WORK TO DO: Retype the data below without altering anything.

RECORD EXTRACTS:

(begin)

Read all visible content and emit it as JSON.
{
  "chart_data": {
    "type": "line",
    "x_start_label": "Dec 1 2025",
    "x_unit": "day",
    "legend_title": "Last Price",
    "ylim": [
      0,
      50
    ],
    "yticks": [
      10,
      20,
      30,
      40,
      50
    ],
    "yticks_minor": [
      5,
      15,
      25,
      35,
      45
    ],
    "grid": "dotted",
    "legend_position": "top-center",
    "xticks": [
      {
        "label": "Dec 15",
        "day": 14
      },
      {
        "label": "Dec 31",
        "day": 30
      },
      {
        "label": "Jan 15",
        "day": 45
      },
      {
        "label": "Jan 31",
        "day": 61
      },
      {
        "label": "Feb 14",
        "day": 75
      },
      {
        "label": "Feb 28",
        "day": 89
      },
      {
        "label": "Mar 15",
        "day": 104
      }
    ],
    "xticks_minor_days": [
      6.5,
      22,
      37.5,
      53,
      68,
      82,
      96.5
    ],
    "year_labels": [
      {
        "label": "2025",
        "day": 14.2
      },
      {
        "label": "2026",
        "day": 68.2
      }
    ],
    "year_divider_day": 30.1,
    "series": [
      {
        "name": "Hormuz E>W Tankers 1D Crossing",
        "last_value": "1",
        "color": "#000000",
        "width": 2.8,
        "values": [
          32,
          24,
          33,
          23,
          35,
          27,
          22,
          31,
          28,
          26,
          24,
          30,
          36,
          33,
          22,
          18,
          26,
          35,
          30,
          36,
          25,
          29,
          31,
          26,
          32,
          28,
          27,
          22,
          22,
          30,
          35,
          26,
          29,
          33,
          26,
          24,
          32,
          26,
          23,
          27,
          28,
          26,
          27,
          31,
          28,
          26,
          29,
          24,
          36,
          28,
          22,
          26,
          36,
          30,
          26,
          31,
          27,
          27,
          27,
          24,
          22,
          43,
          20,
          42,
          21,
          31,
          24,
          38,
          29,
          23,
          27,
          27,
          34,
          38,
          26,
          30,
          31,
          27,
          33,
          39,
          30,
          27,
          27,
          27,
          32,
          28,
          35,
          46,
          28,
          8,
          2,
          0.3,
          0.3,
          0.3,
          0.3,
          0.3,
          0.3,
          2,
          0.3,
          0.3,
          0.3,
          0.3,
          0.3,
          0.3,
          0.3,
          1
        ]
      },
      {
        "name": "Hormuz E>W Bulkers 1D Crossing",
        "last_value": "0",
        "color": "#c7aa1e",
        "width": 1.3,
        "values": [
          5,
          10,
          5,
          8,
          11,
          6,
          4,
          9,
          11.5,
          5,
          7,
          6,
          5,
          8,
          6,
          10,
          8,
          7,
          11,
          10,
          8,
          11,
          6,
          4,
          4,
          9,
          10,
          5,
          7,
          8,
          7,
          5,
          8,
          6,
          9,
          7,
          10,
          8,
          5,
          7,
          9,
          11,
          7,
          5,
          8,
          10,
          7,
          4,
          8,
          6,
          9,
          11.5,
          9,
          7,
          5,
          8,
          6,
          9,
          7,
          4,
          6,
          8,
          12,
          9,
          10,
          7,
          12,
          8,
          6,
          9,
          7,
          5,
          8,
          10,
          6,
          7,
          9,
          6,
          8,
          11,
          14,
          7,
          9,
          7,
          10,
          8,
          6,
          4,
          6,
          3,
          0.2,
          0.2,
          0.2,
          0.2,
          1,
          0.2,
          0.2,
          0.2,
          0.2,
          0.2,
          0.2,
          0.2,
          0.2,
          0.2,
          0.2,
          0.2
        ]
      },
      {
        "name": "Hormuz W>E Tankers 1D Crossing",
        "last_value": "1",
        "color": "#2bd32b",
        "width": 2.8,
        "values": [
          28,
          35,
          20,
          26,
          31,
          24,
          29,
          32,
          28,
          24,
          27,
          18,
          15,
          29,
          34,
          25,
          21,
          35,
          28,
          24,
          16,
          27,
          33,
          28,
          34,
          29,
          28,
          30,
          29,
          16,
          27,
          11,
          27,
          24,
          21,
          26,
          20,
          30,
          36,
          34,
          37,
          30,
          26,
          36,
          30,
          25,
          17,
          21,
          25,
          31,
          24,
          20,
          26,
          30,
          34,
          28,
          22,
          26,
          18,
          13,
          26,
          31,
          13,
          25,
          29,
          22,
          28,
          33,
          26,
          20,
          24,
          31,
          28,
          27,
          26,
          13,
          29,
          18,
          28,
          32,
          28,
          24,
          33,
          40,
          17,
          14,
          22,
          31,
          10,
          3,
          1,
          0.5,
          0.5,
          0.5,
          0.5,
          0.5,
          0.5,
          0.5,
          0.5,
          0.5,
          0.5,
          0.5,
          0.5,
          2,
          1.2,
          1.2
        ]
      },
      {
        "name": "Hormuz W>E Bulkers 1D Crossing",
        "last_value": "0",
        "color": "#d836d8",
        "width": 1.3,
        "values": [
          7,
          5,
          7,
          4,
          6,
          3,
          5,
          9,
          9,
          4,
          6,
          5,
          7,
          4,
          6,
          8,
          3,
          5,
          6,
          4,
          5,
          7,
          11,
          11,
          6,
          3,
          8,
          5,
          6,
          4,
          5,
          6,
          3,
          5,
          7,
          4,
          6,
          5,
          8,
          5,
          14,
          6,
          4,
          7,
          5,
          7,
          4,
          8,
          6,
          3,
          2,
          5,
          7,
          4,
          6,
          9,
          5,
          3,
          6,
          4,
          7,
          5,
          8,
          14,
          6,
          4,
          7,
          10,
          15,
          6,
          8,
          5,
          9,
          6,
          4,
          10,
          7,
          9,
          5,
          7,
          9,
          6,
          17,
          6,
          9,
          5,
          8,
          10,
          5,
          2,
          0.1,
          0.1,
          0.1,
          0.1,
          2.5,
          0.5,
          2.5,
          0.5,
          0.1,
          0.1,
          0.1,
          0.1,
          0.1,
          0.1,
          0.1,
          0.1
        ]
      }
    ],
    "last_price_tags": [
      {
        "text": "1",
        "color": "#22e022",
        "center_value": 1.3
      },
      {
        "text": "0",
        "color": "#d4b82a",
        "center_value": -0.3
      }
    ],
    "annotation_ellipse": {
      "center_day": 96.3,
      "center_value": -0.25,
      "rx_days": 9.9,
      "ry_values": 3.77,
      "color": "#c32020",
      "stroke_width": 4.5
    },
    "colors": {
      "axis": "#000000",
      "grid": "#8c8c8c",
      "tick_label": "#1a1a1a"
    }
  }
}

(end)

EXERCISE OUTPUT:
Read all visible content and emit it as JSON.
{
  "chart_data": {
    "type": "line",
    "x_start_label": "Dec 1 2025",
    "x_unit": "day",
    "legend_title": "Last Price",
    "ylim": [
      0,
      50
    ],
    "yticks": [
      10,
      20,
      30,
      40,
      50
    ],
    "yticks_minor": [
      5,
      15,
      25,
      35,
      45
    ],
    "grid": "dotted",
    "legend_position": "top-center",
    "xticks": [
      {
        "label": "Dec 15",
        "day": 14
      },
      {
        "label": "Dec 31",
        "day": 30
      },
      {
        "label": "Jan 15",
        "day": 45
      },
      {
        "label": "Jan 31",
        "day": 61
      },
      {
        "label": "Feb 14",
        "day": 75
      },
      {
        "label": "Feb 28",
        "day": 89
      },
      {
        "label": "Mar 15",
        "day": 104
      }
    ],
    "xticks_minor_days": [
      6.5,
      22,
      37.5,
      53,
      68,
      82,
      96.5
    ],
    "year_labels": [
      {
        "label": "2025",
        "day": 14.2
      },
      {
        "label": "2026",
        "day": 68.2
      }
    ],
    "year_divider_day": 30.1,
    "series": [
      {
        "name": "Hormuz E>W Tankers 1D Crossing",
        "last_value": "1",
        "color": "#000000",
        "width": 2.8,
        "values": [
          32,
          24,
          33,
          23,
          35,
          27,
          22,
          31,
          28,
          26,
          24,
          30,
          36,
          33,
          22,
          18,
          26,
          35,
          30,
          36,
          25,
          29,
          31,
          26,
          32,
          28,
          27,
          22,
          22,
          30,
          35,
          26,
          29,
          33,
          26,
          24,
          32,
          26,
          23,
          27,
          28,
          26,
          27,
          31,
          28,
          26,
          29,
          24,
          36,
          28,
          22,
          26,
          36,
          30,
          26,
          31,
          27,
          27,
          27,
          24,
          22,
          43,
          20,
          42,
          21,
          31,
          24,
          38,
          29,
          23,
          27,
          27,
          34,
          38,
          26,
          30,
          31,
          27,
          33,
          39,
          30,
          27,
          27,
          27,
          32,
          28,
          35,
          46,
          28,
          8,
          2,
          0.3,
          0.3,
          0.3,
          0.3,
          0.3,
          0.3,
          2,
          0.3,
          0.3,
          0.3,
          0.3,
          0.3,
          0.3,
          0.3,
          1
        ]
      },
      {
        "name": "Hormuz E>W Bulkers 1D Crossing",
        "last_value": "0",
        "color": "#c7aa1e",
        "width": 1.3,
        "values": [
          5,
          10,
          5,
          8,
          11,
          6,
          4,
          9,
          11.5,
          5,
          7,
          6,
          5,
          8,
          6,
          10,
          8,
          7,
          11,
          10,
          8,
          11,
          6,
          4,
          4,
          9,
          10,
          5,
          7,
          8,
          7,
          5,
          8,
          6,
          9,
          7,
          10,
          8,
          5,
          7,
          9,
          11,
          7,
          5,
          8,
          10,
          7,
          4,
          8,
          6,
          9,
          11.5,
          9,
          7,
          5,
          8,
          6,
          9,
          7,
          4,
          6,
          8,
          12,
          9,
          10,
          7,
          12,
          8,
          6,
          9,
          7,
          5,
          8,
          10,
          6,
          7,
          9,
          6,
          8,
          11,
          14,
          7,
          9,
          7,
          10,
          8,
          6,
          4,
          6,
          3,
          0.2,
          0.2,
          0.2,
          0.2,
          1,
          0.2,
          0.2,
          0.2,
          0.2,
          0.2,
          0.2,
          0.2,
          0.2,
          0.2,
          0.2,
          0.2
        ]
      },
      {
        "name": "Hormuz W>E Tankers 1D Crossing",
        "last_value": "1",
        "color": "#2bd32b",
        "width": 2.8,
        "values": [
          28,
          35,
          20,
          26,
          31,
          24,
          29,
          32,
          28,
          24,
          27,
          18,
          15,
          29,
          34,
          25,
          21,
          35,
          28,
          24,
          16,
          27,
          33,
          28,
          34,
          29,
          28,
          30,
          29,
          16,
          27,
          11,
          27,
          24,
          21,
          26,
          20,
          30,
          36,
          34,
          37,
          30,
          26,
          36,
          30,
          25,
          17,
          21,
          25,
          31,
          24,
          20,
          26,
          30,
          34,
          28,
          22,
          26,
          18,
          13,
          26,
          31,
          13,
          25,
          29,
          22,
          28,
          33,
          26,
          20,
          24,
          31,
          28,
          27,
          26,
          13,
          29,
          18,
          28,
          32,
          28,
          24,
          33,
          40,
          17,
          14,
          22,
          31,
          10,
          3,
          1,
          0.5,
          0.5,
          0.5,
          0.5,
          0.5,
          0.5,
          0.5,
          0.5,
          0.5,
          0.5,
          0.5,
          0.5,
          2,
          1.2,
          1.2
        ]
      },
      {
        "name": "Hormuz W>E Bulkers 1D Crossing",
        "last_value": "0",
        "color": "#d836d8",
        "width": 1.3,
        "values": [
          7,
          5,
          7,
          4,
          6,
          3,
          5,
          9,
          9,
          4,
          6,
          5,
          7,
          4,
          6,
          8,
          3,
          5,
          6,
          4,
          5,
          7,
          11,
          11,
          6,
          3,
          8,
          5,
          6,
          4,
          5,
          6,
          3,
          5,
          7,
          4,
          6,
          5,
          8,
          5,
          14,
          6,
          4,
          7,
          5,
          7,
          4,
          8,
          6,
          3,
          2,
          5,
          7,
          4,
          6,
          9,
          5,
          3,
          6,
          4,
          7,
          5,
          8,
          14,
          6,
          4,
          7,
          10,
          15,
          6,
          8,
          5,
          9,
          6,
          4,
          10,
          7,
          9,
          5,
          7,
          9,
          6,
          17,
          6,
          9,
          5,
          8,
          10,
          5,
          2,
          0.1,
          0.1,
          0.1,
          0.1,
          2.5,
          0.5,
          2.5,
          0.5,
          0.1,
          0.1,
          0.1,
          0.1,
          0.1,
          0.1,
          0.1,
          0.1
        ]
      }
    ],
    "last_price_tags": [
      {
        "text": "1",
        "color": "#22e022",
        "center_value": 1.3
      },
      {
        "text": "0",
        "color": "#d4b82a",
        "center_value": -0.3
      }
    ],
    "annotation_ellipse": {
      "center_day": 96.3,
      "center_value": -0.25,
      "rx_days": 9.9,
      "ry_values": 3.77,
      "color": "#c32020",
      "stroke_width": 4.5
    },
    "colors": {
      "axis": "#000000",
      "grid": "#8c8c8c",
      "tick_label": "#1a1a1a"
    }
  }
}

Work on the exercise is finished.